** Start of PROVIDED ENTRIES **

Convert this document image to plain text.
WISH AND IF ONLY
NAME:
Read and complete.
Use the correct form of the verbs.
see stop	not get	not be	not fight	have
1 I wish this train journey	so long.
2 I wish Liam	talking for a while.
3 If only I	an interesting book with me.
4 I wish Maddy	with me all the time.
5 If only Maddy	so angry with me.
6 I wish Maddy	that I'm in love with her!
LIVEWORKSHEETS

** End of PROVIDED ENTRIES **

■ REQUIRED TASK: From the entries above, copy each line holding "with".

■ SOLUTION TO THIS PROBLEM:
3 If only I	an interesting book with me.
4 I wish Maddy	with me all the time.
5 If only Maddy	so angry with me.
6 I wish Maddy	that I'm in love with her!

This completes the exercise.